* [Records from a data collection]
-- start --
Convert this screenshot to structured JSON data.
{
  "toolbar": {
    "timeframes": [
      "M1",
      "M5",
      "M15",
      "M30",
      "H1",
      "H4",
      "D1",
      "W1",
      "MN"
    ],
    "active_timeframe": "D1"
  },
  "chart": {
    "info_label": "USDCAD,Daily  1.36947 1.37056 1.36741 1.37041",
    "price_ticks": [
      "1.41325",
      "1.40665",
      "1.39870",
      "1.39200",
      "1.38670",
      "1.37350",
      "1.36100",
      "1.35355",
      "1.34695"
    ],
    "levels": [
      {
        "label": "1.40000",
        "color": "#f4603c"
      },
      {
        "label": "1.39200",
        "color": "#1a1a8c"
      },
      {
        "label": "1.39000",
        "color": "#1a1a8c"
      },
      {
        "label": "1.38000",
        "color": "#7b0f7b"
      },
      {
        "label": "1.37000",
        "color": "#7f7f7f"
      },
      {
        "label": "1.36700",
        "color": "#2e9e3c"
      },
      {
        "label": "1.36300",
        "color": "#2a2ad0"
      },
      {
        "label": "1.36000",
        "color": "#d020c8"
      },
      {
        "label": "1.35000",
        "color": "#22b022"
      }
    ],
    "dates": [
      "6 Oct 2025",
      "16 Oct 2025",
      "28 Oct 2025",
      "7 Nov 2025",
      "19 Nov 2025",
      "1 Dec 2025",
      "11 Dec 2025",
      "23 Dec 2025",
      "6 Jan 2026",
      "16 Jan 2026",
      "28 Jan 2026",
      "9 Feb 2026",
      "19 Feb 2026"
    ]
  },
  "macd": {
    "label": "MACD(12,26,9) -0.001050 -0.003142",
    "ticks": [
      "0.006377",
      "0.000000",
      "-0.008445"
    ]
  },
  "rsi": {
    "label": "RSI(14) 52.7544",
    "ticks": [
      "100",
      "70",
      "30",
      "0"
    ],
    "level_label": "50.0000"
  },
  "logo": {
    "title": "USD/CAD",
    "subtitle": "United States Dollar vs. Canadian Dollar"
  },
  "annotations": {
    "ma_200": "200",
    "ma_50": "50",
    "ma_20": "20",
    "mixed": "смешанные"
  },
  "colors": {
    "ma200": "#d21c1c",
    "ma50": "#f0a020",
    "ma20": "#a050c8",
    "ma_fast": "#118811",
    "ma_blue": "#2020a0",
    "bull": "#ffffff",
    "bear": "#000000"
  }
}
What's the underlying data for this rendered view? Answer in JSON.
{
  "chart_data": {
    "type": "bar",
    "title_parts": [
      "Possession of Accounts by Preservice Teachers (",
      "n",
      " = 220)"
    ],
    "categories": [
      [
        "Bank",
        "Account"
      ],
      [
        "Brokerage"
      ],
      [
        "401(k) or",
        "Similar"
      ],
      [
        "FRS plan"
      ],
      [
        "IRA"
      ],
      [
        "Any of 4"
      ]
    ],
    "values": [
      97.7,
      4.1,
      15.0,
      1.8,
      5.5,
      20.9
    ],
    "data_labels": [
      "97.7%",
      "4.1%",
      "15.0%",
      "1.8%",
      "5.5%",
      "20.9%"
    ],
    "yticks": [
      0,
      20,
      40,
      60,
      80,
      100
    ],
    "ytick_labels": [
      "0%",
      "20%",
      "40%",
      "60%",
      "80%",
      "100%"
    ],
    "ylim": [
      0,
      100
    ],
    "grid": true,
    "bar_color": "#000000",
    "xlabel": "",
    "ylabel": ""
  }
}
-- end --
* [WORK TO DO] From the data above, pick out each line containing "this" and copy it.

* [RESULT]
Convert this screenshot to structured JSON data.
What's the underlying data for this rendered view? Answer in JSON.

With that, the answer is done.